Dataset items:
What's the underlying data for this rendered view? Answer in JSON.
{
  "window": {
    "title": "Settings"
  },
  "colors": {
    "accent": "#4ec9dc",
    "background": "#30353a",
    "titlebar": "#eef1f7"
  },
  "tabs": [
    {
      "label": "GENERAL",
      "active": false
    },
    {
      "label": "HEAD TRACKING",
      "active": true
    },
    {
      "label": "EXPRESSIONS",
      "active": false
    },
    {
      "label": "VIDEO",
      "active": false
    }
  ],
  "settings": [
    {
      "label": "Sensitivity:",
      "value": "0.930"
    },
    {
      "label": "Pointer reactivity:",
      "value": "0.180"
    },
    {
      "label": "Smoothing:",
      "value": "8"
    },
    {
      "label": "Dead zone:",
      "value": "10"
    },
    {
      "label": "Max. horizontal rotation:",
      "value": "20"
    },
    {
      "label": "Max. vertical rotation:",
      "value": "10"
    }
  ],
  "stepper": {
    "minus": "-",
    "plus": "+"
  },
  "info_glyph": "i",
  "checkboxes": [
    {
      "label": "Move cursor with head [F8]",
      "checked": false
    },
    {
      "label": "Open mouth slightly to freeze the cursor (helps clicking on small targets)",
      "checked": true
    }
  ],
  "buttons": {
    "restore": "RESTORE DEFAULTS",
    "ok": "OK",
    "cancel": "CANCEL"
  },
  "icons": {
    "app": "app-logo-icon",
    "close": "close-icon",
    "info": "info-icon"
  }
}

Directive: Exactly reproduce all of the entries above.

Response for this exercise:
What's the underlying data for this rendered view? Answer in JSON.
{
  "window": {
    "title": "Settings"
  },
  "colors": {
    "accent": "#4ec9dc",
    "background": "#30353a",
    "titlebar": "#eef1f7"
  },
  "tabs": [
    {
      "label": "GENERAL",
      "active": false
    },
    {
      "label": "HEAD TRACKING",
      "active": true
    },
    {
      "label": "EXPRESSIONS",
      "active": false
    },
    {
      "label": "VIDEO",
      "active": false
    }
  ],
  "settings": [
    {
      "label": "Sensitivity:",
      "value": "0.930"
    },
    {
      "label": "Pointer reactivity:",
      "value": "0.180"
    },
    {
      "label": "Smoothing:",
      "value": "8"
    },
    {
      "label": "Dead zone:",
      "value": "10"
    },
    {
      "label": "Max. horizontal rotation:",
      "value": "20"
    },
    {
      "label": "Max. vertical rotation:",
      "value": "10"
    }
  ],
  "stepper": {
    "minus": "-",
    "plus": "+"
  },
  "info_glyph": "i",
  "checkboxes": [
    {
      "label": "Move cursor with head [F8]",
      "checked": false
    },
    {
      "label": "Open mouth slightly to freeze the cursor (helps clicking on small targets)",
      "checked": true
    }
  ],
  "buttons": {
    "restore": "RESTORE DEFAULTS",
    "ok": "OK",
    "cancel": "CANCEL"
  },
  "icons": {
    "app": "app-logo-icon",
    "close": "close-icon",
    "info": "info-icon"
  }
}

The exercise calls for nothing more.